◆ **STATED PROBLEM**: Could you write out every entry exactly as it stands?

-- start GIVEN DATA --

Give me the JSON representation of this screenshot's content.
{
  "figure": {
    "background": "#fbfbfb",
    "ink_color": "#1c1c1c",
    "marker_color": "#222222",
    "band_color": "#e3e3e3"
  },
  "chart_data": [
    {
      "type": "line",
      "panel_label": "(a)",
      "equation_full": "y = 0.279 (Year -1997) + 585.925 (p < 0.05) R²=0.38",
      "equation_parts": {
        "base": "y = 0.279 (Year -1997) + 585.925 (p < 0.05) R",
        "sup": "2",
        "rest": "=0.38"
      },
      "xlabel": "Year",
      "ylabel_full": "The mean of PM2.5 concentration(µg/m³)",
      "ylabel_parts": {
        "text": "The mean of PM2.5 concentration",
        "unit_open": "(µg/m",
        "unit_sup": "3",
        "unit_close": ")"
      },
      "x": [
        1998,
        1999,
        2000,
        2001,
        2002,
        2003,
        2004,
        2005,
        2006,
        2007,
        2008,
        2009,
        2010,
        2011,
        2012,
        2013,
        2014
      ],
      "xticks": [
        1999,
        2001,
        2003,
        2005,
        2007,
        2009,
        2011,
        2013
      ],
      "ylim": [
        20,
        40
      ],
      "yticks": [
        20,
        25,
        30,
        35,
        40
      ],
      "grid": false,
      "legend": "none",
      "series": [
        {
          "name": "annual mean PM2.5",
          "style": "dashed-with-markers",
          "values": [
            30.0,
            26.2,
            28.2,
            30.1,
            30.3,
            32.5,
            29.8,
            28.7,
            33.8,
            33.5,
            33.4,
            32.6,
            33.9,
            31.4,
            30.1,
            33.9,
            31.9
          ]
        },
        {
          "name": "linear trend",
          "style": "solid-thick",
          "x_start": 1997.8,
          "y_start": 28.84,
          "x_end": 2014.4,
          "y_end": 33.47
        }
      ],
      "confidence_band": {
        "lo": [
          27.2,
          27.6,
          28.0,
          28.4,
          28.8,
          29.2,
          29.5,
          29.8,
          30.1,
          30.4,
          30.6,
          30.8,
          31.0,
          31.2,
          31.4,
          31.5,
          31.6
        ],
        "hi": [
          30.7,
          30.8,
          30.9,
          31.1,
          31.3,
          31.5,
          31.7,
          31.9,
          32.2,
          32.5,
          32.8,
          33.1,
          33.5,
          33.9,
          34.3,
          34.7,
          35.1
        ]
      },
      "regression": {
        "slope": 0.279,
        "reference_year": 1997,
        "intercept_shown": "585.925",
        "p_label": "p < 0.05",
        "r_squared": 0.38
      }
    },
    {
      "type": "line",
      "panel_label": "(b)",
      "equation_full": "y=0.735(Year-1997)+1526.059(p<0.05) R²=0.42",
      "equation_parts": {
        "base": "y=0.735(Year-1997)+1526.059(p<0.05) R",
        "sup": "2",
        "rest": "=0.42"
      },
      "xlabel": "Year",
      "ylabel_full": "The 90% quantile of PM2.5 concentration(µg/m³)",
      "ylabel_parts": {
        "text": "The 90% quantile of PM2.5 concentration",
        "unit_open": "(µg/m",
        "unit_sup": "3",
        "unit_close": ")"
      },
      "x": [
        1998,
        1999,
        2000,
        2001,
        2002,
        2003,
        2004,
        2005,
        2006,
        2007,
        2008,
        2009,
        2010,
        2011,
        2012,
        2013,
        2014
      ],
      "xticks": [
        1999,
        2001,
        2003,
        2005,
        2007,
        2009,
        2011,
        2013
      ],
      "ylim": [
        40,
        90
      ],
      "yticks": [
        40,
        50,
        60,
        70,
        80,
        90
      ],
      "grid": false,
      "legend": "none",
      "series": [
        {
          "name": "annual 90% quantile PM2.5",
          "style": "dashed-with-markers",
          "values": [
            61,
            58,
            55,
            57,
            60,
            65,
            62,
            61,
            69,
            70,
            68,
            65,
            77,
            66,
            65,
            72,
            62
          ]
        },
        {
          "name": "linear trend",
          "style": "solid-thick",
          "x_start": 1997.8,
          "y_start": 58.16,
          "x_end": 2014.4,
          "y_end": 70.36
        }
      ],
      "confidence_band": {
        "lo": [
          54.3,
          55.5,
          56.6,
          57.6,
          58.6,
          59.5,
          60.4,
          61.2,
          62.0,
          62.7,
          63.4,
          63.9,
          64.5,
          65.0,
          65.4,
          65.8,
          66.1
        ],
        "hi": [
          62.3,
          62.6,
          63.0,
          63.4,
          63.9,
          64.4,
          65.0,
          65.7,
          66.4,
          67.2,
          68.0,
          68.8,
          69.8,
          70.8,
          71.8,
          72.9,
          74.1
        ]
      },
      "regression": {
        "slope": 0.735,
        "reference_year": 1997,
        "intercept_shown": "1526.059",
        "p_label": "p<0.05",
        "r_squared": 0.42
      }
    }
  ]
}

-- end GIVEN DATA --

◆ **FINISHED ANSWER**:
Give me the JSON representation of this screenshot's content.
{
  "figure": {
    "background": "#fbfbfb",
    "ink_color": "#1c1c1c",
    "marker_color": "#222222",
    "band_color": "#e3e3e3"
  },
  "chart_data": [
    {
      "type": "line",
      "panel_label": "(a)",
      "equation_full": "y = 0.279 (Year -1997) + 585.925 (p < 0.05) R²=0.38",
      "equation_parts": {
        "base": "y = 0.279 (Year -1997) + 585.925 (p < 0.05) R",
        "sup": "2",
        "rest": "=0.38"
      },
      "xlabel": "Year",
      "ylabel_full": "The mean of PM2.5 concentration(µg/m³)",
      "ylabel_parts": {
        "text": "The mean of PM2.5 concentration",
        "unit_open": "(µg/m",
        "unit_sup": "3",
        "unit_close": ")"
      },
      "x": [
        1998,
        1999,
        2000,
        2001,
        2002,
        2003,
        2004,
        2005,
        2006,
        2007,
        2008,
        2009,
        2010,
        2011,
        2012,
        2013,
        2014
      ],
      "xticks": [
        1999,
        2001,
        2003,
        2005,
        2007,
        2009,
        2011,
        2013
      ],
      "ylim": [
        20,
        40
      ],
      "yticks": [
        20,
        25,
        30,
        35,
        40
      ],
      "grid": false,
      "legend": "none",
      "series": [
        {
          "name": "annual mean PM2.5",
          "style": "dashed-with-markers",
          "values": [
            30.0,
            26.2,
            28.2,
            30.1,
            30.3,
            32.5,
            29.8,
            28.7,
            33.8,
            33.5,
            33.4,
            32.6,
            33.9,
            31.4,
            30.1,
            33.9,
            31.9
          ]
        },
        {
          "name": "linear trend",
          "style": "solid-thick",
          "x_start": 1997.8,
          "y_start": 28.84,
          "x_end": 2014.4,
          "y_end": 33.47
        }
      ],
      "confidence_band": {
        "lo": [
          27.2,
          27.6,
          28.0,
          28.4,
          28.8,
          29.2,
          29.5,
          29.8,
          30.1,
          30.4,
          30.6,
          30.8,
          31.0,
          31.2,
          31.4,
          31.5,
          31.6
        ],
        "hi": [
          30.7,
          30.8,
          30.9,
          31.1,
          31.3,
          31.5,
          31.7,
          31.9,
          32.2,
          32.5,
          32.8,
          33.1,
          33.5,
          33.9,
          34.3,
          34.7,
          35.1
        ]
      },
      "regression": {
        "slope": 0.279,
        "reference_year": 1997,
        "intercept_shown": "585.925",
        "p_label": "p < 0.05",
        "r_squared": 0.38
      }
    },
    {
      "type": "line",
      "panel_label": "(b)",
      "equation_full": "y=0.735(Year-1997)+1526.059(p<0.05) R²=0.42",
      "equation_parts": {
        "base": "y=0.735(Year-1997)+1526.059(p<0.05) R",
        "sup": "2",
        "rest": "=0.42"
      },
      "xlabel": "Year",
      "ylabel_full": "The 90% quantile of PM2.5 concentration(µg/m³)",
      "ylabel_parts": {
        "text": "The 90% quantile of PM2.5 concentration",
        "unit_open": "(µg/m",
        "unit_sup": "3",
        "unit_close": ")"
      },
      "x": [
        1998,
        1999,
        2000,
        2001,
        2002,
        2003,
        2004,
        2005,
        2006,
        2007,
        2008,
        2009,
        2010,
        2011,
        2012,
        2013,
        2014
      ],
      "xticks": [
        1999,
        2001,
        2003,
        2005,
        2007,
        2009,
        2011,
        2013
      ],
      "ylim": [
        40,
        90
      ],
      "yticks": [
        40,
        50,
        60,
        70,
        80,
        90
      ],
      "grid": false,
      "legend": "none",
      "series": [
        {
          "name": "annual 90% quantile PM2.5",
          "style": "dashed-with-markers",
          "values": [
            61,
            58,
            55,
            57,
            60,
            65,
            62,
            61,
            69,
            70,
            68,
            65,
            77,
            66,
            65,
            72,
            62
          ]
        },
        {
          "name": "linear trend",
          "style": "solid-thick",
          "x_start": 1997.8,
          "y_start": 58.16,
          "x_end": 2014.4,
          "y_end": 70.36
        }
      ],
      "confidence_band": {
        "lo": [
          54.3,
          55.5,
          56.6,
          57.6,
          58.6,
          59.5,
          60.4,
          61.2,
          62.0,
          62.7,
          63.4,
          63.9,
          64.5,
          65.0,
          65.4,
          65.8,
          66.1
        ],
        "hi": [
          62.3,
          62.6,
          63.0,
          63.4,
          63.9,
          64.4,
          65.0,
          65.7,
          66.4,
          67.2,
          68.0,
          68.8,
          69.8,
          70.8,
          71.8,
          72.9,
          74.1
        ]
      },
      "regression": {
        "slope": 0.735,
        "reference_year": 1997,
        "intercept_shown": "1526.059",
        "p_label": "p<0.05",
        "r_squared": 0.42
      }
    }
  ]
}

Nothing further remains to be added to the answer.